WRITTEN TASK — What is the number of lines holding the word "Period"? Write that number and nothing else.

Dataset rows:
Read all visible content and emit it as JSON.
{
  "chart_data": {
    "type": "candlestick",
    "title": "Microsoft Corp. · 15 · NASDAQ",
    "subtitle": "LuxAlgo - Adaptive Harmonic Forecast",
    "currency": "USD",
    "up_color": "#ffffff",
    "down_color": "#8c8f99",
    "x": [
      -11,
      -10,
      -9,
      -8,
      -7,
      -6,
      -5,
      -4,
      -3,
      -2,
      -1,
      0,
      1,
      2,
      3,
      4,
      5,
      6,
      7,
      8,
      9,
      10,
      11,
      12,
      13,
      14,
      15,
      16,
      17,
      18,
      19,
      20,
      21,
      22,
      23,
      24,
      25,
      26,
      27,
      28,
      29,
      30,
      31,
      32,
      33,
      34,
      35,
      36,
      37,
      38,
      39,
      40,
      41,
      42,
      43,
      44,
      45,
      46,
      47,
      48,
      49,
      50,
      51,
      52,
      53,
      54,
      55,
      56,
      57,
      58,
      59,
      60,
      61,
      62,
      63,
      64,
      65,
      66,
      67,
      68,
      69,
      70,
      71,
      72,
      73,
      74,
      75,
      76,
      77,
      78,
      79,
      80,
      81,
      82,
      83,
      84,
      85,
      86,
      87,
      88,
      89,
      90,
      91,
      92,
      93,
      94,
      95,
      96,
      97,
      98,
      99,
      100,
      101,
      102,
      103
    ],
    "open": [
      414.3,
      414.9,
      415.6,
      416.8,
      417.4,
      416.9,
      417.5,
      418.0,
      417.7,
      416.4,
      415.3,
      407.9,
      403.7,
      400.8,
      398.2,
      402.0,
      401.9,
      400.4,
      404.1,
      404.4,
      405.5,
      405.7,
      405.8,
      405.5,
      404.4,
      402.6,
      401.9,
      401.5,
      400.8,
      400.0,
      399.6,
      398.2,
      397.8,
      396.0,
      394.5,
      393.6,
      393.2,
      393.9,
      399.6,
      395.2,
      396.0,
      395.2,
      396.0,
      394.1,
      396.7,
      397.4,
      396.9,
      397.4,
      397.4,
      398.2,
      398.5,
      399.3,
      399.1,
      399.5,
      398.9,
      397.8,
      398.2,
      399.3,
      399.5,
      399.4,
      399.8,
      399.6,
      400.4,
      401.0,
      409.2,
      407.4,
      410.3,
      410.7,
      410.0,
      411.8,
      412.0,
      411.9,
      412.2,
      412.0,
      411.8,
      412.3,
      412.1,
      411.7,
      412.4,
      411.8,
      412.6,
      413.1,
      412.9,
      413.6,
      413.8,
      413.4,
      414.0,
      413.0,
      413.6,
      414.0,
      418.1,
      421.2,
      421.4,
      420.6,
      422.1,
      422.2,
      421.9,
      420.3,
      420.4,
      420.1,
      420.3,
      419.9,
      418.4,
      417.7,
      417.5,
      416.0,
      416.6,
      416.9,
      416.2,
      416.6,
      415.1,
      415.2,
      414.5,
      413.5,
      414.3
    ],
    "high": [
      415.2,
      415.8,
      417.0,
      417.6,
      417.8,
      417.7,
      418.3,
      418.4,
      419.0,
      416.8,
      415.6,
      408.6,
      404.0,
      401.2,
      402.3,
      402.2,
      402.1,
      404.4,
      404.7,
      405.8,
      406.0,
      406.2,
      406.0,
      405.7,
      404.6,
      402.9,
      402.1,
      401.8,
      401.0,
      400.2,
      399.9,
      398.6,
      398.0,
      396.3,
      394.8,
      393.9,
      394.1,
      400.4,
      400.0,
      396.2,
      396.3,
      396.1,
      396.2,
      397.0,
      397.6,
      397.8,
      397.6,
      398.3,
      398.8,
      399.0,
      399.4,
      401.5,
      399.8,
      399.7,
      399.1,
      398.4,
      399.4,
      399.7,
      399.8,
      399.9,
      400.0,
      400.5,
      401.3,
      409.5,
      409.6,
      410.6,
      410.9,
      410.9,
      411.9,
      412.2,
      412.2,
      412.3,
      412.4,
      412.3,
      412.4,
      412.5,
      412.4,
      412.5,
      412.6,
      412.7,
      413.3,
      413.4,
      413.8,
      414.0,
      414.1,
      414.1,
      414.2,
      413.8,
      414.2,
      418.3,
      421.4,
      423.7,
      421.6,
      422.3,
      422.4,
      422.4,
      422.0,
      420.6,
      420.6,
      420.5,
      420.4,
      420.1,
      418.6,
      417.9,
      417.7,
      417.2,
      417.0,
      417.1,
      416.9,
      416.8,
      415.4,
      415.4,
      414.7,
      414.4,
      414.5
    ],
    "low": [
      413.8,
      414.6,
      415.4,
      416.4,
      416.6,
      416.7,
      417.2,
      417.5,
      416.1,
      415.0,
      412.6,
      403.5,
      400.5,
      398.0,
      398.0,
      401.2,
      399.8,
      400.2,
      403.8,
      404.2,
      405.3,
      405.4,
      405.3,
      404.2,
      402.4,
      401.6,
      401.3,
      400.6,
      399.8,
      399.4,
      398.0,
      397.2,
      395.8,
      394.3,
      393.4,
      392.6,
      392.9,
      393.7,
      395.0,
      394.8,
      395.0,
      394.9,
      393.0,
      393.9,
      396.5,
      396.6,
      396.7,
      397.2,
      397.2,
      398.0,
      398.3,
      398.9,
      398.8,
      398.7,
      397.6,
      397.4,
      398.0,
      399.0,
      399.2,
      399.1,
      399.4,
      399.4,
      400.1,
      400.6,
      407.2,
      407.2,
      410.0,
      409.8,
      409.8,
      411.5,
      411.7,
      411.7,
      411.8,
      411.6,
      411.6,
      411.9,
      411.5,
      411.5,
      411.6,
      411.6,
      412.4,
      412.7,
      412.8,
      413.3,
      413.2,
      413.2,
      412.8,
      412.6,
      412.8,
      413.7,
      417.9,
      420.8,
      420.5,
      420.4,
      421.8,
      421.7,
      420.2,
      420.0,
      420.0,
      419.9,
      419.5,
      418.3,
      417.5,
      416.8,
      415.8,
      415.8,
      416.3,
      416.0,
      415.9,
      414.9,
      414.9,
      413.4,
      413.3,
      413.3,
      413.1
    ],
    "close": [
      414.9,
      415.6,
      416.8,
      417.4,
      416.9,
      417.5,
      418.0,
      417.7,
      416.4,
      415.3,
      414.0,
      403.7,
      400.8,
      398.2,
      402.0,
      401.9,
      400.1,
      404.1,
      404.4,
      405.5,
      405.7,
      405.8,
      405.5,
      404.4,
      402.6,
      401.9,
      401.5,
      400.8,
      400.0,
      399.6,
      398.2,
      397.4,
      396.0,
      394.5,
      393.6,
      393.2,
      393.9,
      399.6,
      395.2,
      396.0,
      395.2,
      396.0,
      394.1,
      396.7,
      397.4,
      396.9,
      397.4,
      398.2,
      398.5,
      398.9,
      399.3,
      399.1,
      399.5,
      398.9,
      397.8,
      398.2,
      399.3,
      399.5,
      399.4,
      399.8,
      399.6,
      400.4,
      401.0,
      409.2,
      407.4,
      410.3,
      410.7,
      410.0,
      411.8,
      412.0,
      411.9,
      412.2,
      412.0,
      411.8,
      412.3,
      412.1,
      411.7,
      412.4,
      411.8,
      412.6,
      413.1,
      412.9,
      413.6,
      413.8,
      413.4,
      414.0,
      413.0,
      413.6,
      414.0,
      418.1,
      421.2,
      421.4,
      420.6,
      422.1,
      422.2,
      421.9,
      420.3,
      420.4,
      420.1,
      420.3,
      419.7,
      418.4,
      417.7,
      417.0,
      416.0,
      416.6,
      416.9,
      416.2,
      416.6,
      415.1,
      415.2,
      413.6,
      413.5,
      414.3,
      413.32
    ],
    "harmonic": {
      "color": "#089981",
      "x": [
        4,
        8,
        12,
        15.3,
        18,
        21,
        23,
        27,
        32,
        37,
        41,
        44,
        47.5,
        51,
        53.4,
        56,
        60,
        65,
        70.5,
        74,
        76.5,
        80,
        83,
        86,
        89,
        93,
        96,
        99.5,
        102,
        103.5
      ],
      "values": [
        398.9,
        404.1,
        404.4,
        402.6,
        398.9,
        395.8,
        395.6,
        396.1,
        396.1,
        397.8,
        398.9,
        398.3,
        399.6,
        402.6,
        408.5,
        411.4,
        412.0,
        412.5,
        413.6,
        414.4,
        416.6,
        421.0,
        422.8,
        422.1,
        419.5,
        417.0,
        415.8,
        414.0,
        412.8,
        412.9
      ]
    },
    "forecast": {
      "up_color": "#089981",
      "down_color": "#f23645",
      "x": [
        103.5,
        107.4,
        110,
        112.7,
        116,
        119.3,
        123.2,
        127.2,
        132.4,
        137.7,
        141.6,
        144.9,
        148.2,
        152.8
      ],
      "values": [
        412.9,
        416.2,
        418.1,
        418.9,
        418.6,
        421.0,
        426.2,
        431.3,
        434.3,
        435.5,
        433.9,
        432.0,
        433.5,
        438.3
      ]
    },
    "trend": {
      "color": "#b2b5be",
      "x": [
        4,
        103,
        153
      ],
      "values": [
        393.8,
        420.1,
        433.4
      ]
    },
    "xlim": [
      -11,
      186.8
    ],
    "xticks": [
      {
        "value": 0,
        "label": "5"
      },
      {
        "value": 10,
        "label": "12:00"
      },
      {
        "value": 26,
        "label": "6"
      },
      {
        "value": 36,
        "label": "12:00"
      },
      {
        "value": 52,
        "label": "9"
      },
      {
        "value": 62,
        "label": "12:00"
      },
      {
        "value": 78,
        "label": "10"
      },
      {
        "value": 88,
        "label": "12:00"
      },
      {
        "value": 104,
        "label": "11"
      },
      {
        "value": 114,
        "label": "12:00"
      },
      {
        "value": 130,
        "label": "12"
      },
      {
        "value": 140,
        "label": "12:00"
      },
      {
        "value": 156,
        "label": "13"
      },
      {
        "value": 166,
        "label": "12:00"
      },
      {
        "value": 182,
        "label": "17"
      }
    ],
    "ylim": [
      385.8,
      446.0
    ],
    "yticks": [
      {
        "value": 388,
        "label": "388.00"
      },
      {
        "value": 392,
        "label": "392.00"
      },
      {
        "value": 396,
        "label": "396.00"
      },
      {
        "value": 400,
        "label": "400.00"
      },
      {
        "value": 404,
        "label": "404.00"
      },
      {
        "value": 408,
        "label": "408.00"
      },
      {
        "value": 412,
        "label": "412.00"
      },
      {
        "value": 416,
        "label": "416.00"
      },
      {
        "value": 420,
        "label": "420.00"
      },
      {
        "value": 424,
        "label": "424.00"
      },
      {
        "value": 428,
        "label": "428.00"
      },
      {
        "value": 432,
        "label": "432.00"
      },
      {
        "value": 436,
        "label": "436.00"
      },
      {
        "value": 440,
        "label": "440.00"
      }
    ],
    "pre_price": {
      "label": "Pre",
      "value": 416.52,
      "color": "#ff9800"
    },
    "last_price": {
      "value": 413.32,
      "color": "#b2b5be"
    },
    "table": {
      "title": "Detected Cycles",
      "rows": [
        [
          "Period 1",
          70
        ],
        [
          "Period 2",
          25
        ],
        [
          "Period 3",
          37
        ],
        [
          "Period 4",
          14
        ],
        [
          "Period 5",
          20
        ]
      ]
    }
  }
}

OUTPUT OF THE TASK — 5